» Task instructions
Locate and copy each line in the data that contains the word "this".

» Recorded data
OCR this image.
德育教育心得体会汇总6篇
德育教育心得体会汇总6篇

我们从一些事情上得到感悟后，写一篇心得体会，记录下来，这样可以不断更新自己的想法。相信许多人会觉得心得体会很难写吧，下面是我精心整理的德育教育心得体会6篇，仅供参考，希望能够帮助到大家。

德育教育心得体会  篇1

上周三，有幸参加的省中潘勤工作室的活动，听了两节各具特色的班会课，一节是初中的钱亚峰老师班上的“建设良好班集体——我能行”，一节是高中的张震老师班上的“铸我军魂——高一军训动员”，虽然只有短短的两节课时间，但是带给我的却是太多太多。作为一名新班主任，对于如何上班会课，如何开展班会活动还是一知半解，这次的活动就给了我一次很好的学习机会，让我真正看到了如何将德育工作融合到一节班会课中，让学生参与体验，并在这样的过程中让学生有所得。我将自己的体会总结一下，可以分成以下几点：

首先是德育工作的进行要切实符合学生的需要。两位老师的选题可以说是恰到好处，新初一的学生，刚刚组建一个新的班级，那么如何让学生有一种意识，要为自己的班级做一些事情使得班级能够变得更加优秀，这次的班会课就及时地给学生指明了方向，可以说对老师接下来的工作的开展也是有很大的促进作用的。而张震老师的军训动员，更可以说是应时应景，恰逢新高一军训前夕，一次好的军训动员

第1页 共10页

* * *

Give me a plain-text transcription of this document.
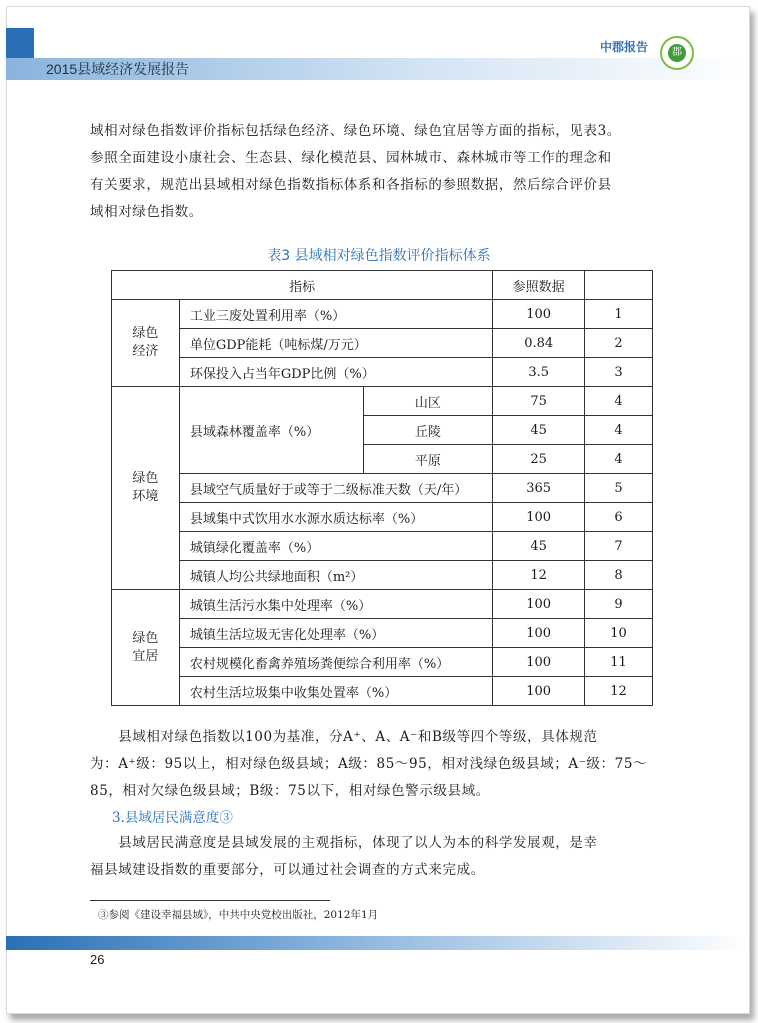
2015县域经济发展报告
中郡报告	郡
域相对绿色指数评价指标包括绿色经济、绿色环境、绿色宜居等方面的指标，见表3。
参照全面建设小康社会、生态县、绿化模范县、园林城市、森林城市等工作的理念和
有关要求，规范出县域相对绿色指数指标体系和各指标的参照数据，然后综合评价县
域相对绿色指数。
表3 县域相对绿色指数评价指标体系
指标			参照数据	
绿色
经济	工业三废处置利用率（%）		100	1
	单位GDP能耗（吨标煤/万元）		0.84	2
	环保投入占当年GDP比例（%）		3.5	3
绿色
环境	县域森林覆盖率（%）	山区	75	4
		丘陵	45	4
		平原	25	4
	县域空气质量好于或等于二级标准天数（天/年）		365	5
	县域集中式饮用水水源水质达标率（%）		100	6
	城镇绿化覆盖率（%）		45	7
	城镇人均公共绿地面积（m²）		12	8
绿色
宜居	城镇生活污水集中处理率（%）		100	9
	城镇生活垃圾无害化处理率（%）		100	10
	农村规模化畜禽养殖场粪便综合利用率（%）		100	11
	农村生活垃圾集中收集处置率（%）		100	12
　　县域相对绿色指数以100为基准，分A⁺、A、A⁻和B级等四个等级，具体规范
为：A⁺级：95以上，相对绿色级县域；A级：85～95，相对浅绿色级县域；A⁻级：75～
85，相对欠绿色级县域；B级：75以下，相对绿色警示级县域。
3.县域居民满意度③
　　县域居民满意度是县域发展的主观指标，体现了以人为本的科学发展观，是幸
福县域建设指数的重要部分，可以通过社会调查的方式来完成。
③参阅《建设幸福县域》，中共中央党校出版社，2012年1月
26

» Correct output
OCR this image.
Give me a plain-text transcription of this document.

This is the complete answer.